(Data items)
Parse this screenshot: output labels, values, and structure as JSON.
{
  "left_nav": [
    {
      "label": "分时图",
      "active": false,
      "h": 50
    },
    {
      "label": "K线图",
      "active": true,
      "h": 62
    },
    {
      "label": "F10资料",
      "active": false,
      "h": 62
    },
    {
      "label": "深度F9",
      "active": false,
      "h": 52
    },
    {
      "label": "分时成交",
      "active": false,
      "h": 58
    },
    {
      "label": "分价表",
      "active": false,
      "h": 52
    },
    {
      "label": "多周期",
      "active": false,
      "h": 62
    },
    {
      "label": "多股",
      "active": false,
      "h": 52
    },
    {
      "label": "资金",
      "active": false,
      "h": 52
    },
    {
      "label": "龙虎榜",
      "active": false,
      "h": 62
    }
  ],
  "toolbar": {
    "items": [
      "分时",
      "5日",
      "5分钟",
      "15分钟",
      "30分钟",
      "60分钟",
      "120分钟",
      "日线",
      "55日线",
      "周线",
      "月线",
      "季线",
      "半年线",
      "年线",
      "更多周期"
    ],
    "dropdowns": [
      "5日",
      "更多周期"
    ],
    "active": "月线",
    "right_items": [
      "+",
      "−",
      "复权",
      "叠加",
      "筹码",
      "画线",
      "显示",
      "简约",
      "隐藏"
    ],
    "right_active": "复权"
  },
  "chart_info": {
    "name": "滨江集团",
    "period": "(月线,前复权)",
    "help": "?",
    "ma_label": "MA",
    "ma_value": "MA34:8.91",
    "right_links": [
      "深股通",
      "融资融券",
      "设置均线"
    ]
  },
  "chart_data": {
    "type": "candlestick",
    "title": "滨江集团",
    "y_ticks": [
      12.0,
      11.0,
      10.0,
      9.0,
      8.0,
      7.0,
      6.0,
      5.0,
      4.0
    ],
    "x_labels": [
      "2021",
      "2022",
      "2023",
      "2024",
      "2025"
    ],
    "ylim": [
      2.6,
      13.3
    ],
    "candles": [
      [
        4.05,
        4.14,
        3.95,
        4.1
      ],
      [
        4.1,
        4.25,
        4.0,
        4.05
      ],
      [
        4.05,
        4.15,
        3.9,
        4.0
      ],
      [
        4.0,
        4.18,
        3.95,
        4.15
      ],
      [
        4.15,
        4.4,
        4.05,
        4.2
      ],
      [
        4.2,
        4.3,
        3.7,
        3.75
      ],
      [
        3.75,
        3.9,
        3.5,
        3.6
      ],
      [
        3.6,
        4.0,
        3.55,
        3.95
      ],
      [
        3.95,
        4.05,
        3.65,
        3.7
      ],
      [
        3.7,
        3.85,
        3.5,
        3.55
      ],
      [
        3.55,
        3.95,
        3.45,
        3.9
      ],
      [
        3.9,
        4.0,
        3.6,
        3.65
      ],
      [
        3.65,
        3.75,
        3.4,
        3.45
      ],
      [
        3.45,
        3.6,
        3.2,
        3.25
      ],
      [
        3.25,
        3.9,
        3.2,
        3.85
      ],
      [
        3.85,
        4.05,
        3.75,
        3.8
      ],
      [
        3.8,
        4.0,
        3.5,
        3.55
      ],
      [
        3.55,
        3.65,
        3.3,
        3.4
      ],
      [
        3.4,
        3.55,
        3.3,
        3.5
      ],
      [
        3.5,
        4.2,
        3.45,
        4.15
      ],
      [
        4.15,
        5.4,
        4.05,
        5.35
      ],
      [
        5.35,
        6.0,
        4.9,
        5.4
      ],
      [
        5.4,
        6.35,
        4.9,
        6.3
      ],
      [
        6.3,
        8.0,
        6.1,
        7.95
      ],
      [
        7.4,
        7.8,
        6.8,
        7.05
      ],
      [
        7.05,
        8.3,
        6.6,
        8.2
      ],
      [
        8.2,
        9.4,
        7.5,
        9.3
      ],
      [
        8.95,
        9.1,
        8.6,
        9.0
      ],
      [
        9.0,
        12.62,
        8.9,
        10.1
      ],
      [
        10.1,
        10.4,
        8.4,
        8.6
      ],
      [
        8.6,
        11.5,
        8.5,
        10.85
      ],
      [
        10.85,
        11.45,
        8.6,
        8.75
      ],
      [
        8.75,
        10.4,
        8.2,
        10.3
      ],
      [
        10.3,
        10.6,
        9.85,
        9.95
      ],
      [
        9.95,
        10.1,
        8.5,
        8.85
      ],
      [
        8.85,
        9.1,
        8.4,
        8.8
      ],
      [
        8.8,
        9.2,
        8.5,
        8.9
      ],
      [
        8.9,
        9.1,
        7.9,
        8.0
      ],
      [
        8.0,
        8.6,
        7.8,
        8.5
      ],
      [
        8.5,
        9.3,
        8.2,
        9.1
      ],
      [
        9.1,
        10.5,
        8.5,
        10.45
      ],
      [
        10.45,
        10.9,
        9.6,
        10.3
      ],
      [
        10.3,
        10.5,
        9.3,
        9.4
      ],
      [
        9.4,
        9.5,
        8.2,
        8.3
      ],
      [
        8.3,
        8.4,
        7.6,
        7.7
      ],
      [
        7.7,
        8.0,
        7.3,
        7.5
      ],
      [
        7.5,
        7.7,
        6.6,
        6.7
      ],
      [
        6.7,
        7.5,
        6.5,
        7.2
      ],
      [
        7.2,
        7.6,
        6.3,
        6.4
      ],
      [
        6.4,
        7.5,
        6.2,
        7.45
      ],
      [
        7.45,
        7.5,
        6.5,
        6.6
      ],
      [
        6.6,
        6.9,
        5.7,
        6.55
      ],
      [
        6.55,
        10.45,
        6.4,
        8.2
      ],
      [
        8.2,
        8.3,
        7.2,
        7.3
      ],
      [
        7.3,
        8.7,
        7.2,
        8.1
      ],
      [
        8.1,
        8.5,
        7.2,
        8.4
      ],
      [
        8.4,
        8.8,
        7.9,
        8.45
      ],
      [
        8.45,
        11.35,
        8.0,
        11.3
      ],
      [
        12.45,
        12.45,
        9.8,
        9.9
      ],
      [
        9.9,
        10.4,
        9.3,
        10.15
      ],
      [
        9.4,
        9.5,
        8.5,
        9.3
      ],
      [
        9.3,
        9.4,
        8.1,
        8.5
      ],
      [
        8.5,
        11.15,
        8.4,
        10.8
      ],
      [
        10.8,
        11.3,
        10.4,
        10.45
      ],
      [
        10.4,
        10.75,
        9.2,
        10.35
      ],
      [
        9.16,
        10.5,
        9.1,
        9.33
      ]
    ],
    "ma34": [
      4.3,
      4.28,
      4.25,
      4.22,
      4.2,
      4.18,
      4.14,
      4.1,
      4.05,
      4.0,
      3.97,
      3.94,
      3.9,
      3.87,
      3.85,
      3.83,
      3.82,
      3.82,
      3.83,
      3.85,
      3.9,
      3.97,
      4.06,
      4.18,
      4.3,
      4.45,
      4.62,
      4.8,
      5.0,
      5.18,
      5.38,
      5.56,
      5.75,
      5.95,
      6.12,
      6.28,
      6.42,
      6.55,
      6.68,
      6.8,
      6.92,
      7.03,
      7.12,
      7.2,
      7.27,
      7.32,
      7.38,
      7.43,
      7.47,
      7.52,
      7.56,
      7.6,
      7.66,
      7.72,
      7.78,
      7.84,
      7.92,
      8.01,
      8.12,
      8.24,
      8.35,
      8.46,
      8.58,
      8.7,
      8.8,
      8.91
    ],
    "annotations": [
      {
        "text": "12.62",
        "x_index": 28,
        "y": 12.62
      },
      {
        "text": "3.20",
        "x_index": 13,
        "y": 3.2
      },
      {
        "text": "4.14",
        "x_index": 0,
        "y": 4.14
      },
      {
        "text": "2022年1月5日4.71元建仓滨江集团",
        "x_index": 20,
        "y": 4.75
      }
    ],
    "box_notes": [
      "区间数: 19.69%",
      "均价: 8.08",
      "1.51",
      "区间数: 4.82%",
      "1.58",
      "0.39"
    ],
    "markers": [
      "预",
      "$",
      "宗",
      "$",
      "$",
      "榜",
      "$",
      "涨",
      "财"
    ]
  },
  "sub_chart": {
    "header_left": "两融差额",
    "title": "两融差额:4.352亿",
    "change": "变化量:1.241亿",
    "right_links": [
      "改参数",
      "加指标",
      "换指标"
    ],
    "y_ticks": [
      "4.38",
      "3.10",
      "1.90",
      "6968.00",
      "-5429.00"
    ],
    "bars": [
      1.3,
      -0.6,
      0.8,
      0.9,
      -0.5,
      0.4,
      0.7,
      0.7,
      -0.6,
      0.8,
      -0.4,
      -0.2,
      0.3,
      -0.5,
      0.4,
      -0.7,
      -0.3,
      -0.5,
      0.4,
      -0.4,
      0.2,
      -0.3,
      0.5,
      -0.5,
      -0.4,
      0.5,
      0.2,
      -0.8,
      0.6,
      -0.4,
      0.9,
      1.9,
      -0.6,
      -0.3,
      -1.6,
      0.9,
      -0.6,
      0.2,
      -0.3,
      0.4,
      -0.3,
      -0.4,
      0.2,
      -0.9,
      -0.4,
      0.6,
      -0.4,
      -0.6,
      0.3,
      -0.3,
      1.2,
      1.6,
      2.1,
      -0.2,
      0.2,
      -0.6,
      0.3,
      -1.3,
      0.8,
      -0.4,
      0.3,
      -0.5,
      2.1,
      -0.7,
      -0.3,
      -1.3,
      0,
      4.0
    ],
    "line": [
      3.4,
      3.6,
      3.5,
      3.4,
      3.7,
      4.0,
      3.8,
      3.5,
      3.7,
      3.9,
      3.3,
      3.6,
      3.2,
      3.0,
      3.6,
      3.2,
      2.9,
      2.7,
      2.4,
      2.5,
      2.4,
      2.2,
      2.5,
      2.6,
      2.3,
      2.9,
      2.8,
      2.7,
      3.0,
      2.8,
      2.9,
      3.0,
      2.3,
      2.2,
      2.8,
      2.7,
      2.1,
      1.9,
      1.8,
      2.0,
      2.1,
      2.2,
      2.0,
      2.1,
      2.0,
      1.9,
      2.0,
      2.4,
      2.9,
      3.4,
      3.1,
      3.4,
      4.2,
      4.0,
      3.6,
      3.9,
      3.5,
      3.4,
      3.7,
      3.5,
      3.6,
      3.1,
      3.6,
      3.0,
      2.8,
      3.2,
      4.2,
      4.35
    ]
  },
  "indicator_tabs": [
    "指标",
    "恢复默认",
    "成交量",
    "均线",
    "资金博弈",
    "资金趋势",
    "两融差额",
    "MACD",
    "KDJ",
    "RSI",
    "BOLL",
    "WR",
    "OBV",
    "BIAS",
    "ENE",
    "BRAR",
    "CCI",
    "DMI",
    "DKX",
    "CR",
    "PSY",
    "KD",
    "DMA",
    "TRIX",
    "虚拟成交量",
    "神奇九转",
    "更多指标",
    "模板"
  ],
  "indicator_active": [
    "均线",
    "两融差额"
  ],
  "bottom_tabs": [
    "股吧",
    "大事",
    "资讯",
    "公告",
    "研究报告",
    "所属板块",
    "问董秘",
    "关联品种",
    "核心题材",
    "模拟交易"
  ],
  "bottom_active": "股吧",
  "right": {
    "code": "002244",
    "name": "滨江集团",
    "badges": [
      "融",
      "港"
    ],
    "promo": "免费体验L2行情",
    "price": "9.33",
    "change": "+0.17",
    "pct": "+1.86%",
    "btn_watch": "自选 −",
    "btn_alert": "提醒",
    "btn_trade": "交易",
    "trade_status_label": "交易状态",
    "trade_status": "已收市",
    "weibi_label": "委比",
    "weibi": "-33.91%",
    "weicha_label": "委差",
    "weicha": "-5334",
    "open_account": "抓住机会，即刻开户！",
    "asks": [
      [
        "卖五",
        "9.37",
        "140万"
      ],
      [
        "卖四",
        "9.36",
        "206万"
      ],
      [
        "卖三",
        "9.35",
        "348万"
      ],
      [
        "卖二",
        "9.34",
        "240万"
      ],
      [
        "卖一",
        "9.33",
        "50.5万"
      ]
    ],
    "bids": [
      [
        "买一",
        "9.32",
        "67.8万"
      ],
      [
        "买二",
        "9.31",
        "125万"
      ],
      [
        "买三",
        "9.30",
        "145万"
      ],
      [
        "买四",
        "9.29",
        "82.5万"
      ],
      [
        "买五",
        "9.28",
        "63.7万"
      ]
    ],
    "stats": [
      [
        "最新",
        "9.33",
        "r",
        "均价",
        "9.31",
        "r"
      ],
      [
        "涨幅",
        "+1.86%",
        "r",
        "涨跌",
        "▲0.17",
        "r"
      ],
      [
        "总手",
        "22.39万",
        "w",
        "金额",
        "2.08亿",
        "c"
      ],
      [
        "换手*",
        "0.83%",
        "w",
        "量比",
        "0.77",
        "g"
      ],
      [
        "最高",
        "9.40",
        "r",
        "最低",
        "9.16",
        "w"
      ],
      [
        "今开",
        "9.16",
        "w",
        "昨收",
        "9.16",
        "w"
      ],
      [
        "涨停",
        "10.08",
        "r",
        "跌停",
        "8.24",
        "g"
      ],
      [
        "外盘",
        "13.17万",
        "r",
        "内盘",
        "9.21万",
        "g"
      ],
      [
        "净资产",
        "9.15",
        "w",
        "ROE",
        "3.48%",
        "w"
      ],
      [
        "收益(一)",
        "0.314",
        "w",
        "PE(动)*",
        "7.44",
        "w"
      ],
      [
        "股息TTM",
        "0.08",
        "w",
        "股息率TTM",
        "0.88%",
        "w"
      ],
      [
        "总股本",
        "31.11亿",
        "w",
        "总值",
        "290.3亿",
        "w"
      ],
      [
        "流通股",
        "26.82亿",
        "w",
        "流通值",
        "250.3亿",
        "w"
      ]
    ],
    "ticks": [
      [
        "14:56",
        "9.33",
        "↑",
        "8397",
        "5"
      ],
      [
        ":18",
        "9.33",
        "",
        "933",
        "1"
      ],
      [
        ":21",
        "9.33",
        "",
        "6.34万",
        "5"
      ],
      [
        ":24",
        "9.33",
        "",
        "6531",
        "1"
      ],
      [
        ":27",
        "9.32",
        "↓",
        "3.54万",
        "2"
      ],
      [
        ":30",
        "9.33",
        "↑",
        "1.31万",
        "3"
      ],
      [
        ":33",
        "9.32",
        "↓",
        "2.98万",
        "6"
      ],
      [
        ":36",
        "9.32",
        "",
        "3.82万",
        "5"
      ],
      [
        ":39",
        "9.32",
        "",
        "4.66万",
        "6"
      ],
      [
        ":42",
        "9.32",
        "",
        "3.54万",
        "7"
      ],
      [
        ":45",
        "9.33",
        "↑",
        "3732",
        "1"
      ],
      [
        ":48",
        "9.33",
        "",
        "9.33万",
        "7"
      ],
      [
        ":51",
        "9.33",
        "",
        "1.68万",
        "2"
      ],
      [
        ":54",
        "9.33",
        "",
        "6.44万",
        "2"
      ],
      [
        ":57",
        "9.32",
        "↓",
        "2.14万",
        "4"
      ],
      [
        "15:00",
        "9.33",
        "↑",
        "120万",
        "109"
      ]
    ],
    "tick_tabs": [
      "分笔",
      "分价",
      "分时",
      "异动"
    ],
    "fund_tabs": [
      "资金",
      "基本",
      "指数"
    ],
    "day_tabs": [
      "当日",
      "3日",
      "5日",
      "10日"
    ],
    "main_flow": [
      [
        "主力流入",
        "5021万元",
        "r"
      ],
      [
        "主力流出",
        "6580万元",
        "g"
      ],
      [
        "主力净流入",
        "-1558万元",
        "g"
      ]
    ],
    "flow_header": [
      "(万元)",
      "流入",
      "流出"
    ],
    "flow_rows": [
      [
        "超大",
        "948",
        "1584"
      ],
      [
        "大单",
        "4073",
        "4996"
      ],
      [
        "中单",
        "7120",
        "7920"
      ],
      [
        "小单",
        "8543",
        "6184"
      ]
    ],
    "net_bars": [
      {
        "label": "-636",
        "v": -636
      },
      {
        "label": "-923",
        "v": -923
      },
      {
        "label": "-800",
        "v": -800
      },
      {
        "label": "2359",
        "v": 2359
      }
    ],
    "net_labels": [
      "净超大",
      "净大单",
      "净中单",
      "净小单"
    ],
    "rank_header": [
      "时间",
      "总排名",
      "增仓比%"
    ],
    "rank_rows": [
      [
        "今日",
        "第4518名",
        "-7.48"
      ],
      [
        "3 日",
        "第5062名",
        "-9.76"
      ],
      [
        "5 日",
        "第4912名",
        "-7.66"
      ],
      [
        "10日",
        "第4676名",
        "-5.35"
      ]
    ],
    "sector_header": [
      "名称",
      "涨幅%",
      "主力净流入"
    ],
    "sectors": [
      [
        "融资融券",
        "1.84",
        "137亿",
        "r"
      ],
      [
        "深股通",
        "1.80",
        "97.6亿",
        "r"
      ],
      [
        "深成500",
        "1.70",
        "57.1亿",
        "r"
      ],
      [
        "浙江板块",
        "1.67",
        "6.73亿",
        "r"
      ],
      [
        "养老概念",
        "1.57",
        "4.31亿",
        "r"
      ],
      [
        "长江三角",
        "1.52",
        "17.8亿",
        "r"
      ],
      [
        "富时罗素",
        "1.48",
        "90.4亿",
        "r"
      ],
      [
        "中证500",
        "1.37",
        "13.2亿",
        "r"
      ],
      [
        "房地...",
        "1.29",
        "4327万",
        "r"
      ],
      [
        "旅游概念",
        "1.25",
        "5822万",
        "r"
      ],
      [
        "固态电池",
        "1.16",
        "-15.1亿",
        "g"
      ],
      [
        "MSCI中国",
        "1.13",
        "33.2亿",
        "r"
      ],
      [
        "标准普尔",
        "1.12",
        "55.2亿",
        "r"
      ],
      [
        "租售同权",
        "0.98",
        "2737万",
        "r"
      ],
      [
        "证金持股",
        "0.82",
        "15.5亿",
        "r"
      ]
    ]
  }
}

Your instructions.
Show the lines of the records that contain the word "两融差额".

Exercise solution.
    "header_left": "两融差额",
    "title": "两融差额:4.352亿",
    "两融差额",
    "两融差额"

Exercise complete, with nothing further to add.